__TASK BRIEF__. Each record must be retyped in full. No character may differ.

__SOURCE MATERIAL__.
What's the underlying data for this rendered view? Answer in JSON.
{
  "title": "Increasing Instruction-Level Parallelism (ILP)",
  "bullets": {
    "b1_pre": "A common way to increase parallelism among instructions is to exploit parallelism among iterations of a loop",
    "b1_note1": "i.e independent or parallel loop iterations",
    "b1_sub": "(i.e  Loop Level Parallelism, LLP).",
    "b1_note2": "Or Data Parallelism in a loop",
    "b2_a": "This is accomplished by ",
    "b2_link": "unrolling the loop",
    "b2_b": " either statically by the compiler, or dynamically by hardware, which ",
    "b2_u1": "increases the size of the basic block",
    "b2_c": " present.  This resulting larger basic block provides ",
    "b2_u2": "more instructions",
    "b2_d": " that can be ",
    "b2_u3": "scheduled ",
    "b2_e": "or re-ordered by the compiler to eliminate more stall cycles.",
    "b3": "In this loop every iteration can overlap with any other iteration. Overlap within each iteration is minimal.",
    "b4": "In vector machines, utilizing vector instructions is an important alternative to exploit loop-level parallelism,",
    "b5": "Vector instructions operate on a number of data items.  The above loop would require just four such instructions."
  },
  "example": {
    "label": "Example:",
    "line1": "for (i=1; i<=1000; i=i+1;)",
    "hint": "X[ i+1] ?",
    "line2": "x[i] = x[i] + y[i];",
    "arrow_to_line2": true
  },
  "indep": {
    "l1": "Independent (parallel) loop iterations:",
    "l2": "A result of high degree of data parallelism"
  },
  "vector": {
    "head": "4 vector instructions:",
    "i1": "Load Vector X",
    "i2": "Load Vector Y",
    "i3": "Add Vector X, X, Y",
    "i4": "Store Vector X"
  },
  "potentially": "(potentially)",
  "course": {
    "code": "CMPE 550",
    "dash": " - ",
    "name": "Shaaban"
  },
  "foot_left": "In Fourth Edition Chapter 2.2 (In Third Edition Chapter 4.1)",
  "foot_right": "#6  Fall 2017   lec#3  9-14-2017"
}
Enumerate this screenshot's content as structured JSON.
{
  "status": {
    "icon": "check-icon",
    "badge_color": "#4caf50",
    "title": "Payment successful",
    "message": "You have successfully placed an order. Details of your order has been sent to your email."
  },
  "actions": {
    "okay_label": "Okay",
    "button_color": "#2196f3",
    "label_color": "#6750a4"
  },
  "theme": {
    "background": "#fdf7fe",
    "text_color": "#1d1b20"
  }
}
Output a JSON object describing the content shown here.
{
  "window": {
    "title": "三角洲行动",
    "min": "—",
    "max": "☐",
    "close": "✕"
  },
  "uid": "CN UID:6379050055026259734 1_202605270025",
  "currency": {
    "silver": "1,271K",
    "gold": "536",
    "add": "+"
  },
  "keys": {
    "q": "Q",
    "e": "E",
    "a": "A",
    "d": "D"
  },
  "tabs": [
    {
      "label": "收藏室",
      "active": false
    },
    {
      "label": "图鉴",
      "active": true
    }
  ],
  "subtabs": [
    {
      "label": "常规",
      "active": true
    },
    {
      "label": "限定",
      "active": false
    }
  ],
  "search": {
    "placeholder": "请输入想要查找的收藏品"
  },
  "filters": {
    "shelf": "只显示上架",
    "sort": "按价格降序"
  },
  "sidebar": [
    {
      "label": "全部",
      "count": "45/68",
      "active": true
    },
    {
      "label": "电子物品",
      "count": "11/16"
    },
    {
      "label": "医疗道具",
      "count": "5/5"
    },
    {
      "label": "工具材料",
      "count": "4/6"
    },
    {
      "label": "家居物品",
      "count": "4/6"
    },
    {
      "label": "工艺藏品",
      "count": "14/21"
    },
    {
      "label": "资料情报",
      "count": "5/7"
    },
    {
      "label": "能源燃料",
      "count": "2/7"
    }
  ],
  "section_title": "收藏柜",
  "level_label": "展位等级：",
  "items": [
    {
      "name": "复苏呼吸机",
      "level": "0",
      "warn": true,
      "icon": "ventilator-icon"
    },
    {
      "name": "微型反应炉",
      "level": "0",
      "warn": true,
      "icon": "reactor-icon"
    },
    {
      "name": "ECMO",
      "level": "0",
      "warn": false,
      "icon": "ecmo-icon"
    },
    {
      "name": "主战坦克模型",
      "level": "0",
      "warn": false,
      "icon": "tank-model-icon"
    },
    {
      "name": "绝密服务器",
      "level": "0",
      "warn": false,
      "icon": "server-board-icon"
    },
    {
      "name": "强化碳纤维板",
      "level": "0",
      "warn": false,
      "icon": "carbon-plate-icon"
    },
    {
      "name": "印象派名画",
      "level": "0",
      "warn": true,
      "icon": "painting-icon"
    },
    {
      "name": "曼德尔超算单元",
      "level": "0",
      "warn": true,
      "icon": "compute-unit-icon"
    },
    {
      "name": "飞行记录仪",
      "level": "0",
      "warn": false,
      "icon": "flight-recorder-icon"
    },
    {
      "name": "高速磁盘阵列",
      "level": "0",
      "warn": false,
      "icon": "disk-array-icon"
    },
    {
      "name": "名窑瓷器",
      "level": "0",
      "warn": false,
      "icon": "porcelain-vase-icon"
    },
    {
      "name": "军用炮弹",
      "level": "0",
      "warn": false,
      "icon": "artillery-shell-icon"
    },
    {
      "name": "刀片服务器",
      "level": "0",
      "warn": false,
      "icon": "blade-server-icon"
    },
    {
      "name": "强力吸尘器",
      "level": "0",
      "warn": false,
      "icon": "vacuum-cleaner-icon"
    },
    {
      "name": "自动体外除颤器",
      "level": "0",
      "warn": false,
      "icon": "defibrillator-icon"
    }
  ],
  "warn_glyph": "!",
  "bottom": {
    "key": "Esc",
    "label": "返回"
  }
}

__WRITTEN ANSWER__.
What's the underlying data for this rendered view? Answer in JSON.
{
  "title": "Increasing Instruction-Level Parallelism (ILP)",
  "bullets": {
    "b1_pre": "A common way to increase parallelism among instructions is to exploit parallelism among iterations of a loop",
    "b1_note1": "i.e independent or parallel loop iterations",
    "b1_sub": "(i.e  Loop Level Parallelism, LLP).",
    "b1_note2": "Or Data Parallelism in a loop",
    "b2_a": "This is accomplished by ",
    "b2_link": "unrolling the loop",
    "b2_b": " either statically by the compiler, or dynamically by hardware, which ",
    "b2_u1": "increases the size of the basic block",
    "b2_c": " present.  This resulting larger basic block provides ",
    "b2_u2": "more instructions",
    "b2_d": " that can be ",
    "b2_u3": "scheduled ",
    "b2_e": "or re-ordered by the compiler to eliminate more stall cycles.",
    "b3": "In this loop every iteration can overlap with any other iteration. Overlap within each iteration is minimal.",
    "b4": "In vector machines, utilizing vector instructions is an important alternative to exploit loop-level parallelism,",
    "b5": "Vector instructions operate on a number of data items.  The above loop would require just four such instructions."
  },
  "example": {
    "label": "Example:",
    "line1": "for (i=1; i<=1000; i=i+1;)",
    "hint": "X[ i+1] ?",
    "line2": "x[i] = x[i] + y[i];",
    "arrow_to_line2": true
  },
  "indep": {
    "l1": "Independent (parallel) loop iterations:",
    "l2": "A result of high degree of data parallelism"
  },
  "vector": {
    "head": "4 vector instructions:",
    "i1": "Load Vector X",
    "i2": "Load Vector Y",
    "i3": "Add Vector X, X, Y",
    "i4": "Store Vector X"
  },
  "potentially": "(potentially)",
  "course": {
    "code": "CMPE 550",
    "dash": " - ",
    "name": "Shaaban"
  },
  "foot_left": "In Fourth Edition Chapter 2.2 (In Third Edition Chapter 4.1)",
  "foot_right": "#6  Fall 2017   lec#3  9-14-2017"
}
Enumerate this screenshot's content as structured JSON.
{
  "status": {
    "icon": "check-icon",
    "badge_color": "#4caf50",
    "title": "Payment successful",
    "message": "You have successfully placed an order. Details of your order has been sent to your email."
  },
  "actions": {
    "okay_label": "Okay",
    "button_color": "#2196f3",
    "label_color": "#6750a4"
  },
  "theme": {
    "background": "#fdf7fe",
    "text_color": "#1d1b20"
  }
}
Output a JSON object describing the content shown here.
{
  "window": {
    "title": "三角洲行动",
    "min": "—",
    "max": "☐",
    "close": "✕"
  },
  "uid": "CN UID:6379050055026259734 1_202605270025",
  "currency": {
    "silver": "1,271K",
    "gold": "536",
    "add": "+"
  },
  "keys": {
    "q": "Q",
    "e": "E",
    "a": "A",
    "d": "D"
  },
  "tabs": [
    {
      "label": "收藏室",
      "active": false
    },
    {
      "label": "图鉴",
      "active": true
    }
  ],
  "subtabs": [
    {
      "label": "常规",
      "active": true
    },
    {
      "label": "限定",
      "active": false
    }
  ],
  "search": {
    "placeholder": "请输入想要查找的收藏品"
  },
  "filters": {
    "shelf": "只显示上架",
    "sort": "按价格降序"
  },
  "sidebar": [
    {
      "label": "全部",
      "count": "45/68",
      "active": true
    },
    {
      "label": "电子物品",
      "count": "11/16"
    },
    {
      "label": "医疗道具",
      "count": "5/5"
    },
    {
      "label": "工具材料",
      "count": "4/6"
    },
    {
      "label": "家居物品",
      "count": "4/6"
    },
    {
      "label": "工艺藏品",
      "count": "14/21"
    },
    {
      "label": "资料情报",
      "count": "5/7"
    },
    {
      "label": "能源燃料",
      "count": "2/7"
    }
  ],
  "section_title": "收藏柜",
  "level_label": "展位等级：",
  "items": [
    {
      "name": "复苏呼吸机",
      "level": "0",
      "warn": true,
      "icon": "ventilator-icon"
    },
    {
      "name": "微型反应炉",
      "level": "0",
      "warn": true,
      "icon": "reactor-icon"
    },
    {
      "name": "ECMO",
      "level": "0",
      "warn": false,
      "icon": "ecmo-icon"
    },
    {
      "name": "主战坦克模型",
      "level": "0",
      "warn": false,
      "icon": "tank-model-icon"
    },
    {
      "name": "绝密服务器",
      "level": "0",
      "warn": false,
      "icon": "server-board-icon"
    },
    {
      "name": "强化碳纤维板",
      "level": "0",
      "warn": false,
      "icon": "carbon-plate-icon"
    },
    {
      "name": "印象派名画",
      "level": "0",
      "warn": true,
      "icon": "painting-icon"
    },
    {
      "name": "曼德尔超算单元",
      "level": "0",
      "warn": true,
      "icon": "compute-unit-icon"
    },
    {
      "name": "飞行记录仪",
      "level": "0",
      "warn": false,
      "icon": "flight-recorder-icon"
    },
    {
      "name": "高速磁盘阵列",
      "level": "0",
      "warn": false,
      "icon": "disk-array-icon"
    },
    {
      "name": "名窑瓷器",
      "level": "0",
      "warn": false,
      "icon": "porcelain-vase-icon"
    },
    {
      "name": "军用炮弹",
      "level": "0",
      "warn": false,
      "icon": "artillery-shell-icon"
    },
    {
      "name": "刀片服务器",
      "level": "0",
      "warn": false,
      "icon": "blade-server-icon"
    },
    {
      "name": "强力吸尘器",
      "level": "0",
      "warn": false,
      "icon": "vacuum-cleaner-icon"
    },
    {
      "name": "自动体外除颤器",
      "level": "0",
      "warn": false,
      "icon": "defibrillator-icon"
    }
  ],
  "warn_glyph": "!",
  "bottom": {
    "key": "Esc",
    "label": "返回"
  }
}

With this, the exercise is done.